What the task requires. In the entries below, count every line containing "that". Return the number and nothing else.

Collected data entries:
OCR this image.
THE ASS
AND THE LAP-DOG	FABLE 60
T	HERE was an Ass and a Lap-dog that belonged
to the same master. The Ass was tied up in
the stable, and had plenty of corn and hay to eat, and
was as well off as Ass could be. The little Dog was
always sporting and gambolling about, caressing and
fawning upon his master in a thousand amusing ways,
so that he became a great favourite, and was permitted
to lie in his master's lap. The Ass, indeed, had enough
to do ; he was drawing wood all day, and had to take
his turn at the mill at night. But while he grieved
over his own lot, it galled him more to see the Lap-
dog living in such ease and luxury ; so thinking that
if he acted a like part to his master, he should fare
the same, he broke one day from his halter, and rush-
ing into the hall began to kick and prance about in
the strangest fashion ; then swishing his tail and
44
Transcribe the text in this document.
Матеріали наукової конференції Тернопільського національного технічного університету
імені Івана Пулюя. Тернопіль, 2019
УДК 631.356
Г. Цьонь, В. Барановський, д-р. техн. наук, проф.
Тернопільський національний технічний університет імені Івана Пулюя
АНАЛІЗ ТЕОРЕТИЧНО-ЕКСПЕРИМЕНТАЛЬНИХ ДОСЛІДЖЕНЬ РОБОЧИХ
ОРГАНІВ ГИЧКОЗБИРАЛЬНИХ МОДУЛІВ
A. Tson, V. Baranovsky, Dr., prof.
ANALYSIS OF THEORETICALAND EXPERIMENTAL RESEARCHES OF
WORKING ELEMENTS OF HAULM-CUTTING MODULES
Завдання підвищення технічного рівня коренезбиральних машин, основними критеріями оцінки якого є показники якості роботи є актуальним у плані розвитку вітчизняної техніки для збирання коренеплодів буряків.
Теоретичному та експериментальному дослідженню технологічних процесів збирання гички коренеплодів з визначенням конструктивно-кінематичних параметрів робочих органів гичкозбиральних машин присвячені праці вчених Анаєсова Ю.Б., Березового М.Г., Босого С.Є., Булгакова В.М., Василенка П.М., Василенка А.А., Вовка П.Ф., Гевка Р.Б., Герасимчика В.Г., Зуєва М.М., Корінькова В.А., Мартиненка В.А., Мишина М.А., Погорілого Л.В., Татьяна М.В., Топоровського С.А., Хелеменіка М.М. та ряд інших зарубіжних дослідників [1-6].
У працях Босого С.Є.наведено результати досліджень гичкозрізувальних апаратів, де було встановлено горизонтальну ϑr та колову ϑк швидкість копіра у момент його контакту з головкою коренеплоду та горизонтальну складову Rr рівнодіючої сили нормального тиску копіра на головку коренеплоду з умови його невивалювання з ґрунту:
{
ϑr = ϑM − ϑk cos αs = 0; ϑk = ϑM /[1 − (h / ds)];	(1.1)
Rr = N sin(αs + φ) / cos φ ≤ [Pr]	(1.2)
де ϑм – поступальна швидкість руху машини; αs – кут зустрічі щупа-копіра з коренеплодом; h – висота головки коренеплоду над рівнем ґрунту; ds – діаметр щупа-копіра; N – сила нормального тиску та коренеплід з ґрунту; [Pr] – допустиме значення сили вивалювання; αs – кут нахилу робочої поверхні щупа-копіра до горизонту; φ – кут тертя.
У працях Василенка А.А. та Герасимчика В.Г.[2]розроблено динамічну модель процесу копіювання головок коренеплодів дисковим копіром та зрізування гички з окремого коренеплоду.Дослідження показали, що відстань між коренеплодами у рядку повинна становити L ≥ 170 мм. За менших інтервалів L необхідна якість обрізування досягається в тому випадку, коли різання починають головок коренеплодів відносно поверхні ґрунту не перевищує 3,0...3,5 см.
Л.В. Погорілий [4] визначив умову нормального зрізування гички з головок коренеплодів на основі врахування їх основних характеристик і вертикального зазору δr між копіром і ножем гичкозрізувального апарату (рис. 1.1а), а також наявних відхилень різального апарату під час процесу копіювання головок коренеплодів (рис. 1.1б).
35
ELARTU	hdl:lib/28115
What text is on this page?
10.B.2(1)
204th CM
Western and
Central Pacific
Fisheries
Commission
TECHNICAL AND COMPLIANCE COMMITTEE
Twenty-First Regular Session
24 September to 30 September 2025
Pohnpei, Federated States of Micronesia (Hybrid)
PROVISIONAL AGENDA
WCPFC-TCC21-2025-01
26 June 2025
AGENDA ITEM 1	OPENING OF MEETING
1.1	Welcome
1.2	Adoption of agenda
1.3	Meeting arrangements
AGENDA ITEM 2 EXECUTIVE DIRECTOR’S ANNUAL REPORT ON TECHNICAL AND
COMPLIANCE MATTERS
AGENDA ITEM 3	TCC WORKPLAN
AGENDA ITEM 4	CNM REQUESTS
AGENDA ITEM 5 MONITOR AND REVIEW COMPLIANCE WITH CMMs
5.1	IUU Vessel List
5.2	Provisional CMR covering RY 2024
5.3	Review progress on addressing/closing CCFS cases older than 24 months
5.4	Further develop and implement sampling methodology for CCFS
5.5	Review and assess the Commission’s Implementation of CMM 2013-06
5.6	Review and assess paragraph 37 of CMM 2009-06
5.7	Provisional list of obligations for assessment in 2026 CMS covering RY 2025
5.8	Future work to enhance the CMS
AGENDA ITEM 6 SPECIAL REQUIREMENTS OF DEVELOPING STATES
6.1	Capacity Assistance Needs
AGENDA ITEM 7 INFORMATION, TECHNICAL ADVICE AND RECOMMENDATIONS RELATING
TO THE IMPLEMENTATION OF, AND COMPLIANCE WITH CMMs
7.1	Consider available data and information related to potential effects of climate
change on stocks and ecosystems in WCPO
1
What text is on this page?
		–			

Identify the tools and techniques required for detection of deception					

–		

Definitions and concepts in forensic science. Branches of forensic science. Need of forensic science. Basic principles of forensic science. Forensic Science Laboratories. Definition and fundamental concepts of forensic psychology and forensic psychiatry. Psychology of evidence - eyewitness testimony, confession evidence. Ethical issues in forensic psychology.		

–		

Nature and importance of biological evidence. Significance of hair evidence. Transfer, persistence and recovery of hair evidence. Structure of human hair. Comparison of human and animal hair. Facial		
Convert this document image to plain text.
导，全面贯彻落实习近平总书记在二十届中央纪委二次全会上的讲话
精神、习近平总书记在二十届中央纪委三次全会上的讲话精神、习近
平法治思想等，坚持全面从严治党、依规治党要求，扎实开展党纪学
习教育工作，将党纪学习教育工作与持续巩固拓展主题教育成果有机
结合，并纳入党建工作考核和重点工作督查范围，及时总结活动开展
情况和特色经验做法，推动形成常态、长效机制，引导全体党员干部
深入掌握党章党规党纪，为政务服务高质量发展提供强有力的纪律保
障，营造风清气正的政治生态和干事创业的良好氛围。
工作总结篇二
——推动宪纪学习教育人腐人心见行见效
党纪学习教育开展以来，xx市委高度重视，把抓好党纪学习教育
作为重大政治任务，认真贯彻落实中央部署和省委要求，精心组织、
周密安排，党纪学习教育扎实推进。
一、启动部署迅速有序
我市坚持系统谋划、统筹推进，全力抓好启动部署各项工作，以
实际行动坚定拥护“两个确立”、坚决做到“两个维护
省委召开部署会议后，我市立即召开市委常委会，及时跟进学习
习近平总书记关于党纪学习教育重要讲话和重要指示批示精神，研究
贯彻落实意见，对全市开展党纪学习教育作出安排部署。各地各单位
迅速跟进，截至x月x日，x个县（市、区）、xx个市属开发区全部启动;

Exercise response. 3